▶ _DATA IN THIS EXERCISE_:
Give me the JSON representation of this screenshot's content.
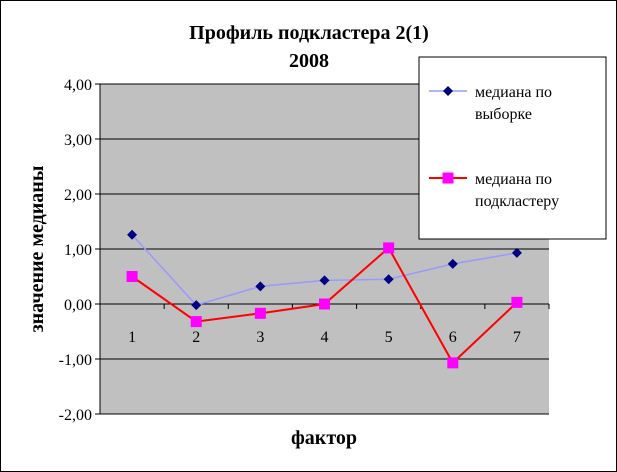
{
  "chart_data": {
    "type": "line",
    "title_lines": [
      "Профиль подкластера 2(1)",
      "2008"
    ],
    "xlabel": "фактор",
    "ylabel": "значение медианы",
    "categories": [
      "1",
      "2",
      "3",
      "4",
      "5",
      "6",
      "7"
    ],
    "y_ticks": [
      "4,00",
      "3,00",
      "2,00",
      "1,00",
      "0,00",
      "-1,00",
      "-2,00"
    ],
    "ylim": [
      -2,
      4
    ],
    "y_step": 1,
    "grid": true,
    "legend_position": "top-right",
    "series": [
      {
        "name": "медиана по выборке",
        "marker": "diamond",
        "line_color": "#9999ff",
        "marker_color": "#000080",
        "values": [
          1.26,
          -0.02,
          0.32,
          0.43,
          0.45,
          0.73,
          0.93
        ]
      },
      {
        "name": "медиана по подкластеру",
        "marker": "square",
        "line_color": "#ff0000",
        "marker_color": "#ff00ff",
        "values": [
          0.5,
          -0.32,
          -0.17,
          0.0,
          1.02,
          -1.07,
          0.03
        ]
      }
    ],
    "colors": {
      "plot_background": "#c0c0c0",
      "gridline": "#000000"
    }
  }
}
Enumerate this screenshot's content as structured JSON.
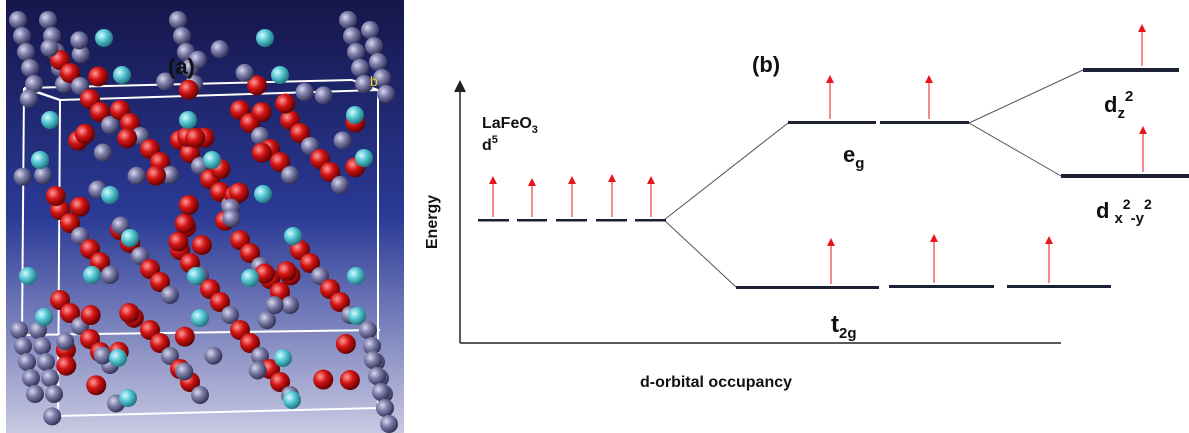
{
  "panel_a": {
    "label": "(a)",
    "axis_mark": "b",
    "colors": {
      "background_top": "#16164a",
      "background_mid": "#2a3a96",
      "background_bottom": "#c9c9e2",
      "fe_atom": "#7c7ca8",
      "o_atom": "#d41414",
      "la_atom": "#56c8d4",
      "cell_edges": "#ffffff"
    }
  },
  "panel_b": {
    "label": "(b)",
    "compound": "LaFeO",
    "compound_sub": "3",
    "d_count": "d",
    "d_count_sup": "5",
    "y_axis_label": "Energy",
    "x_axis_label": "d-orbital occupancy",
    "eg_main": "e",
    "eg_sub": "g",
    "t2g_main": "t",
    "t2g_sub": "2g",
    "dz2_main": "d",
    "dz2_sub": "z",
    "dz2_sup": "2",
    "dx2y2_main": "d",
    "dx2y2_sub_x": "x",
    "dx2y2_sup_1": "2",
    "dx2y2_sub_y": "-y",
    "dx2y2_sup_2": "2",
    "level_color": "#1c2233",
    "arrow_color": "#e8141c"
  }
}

▶ _YOUR INSTRUCTIONS_:
Say how many lines contain the string "name", giving nothing but the count.

▶ _WORKED ANSWER_:
2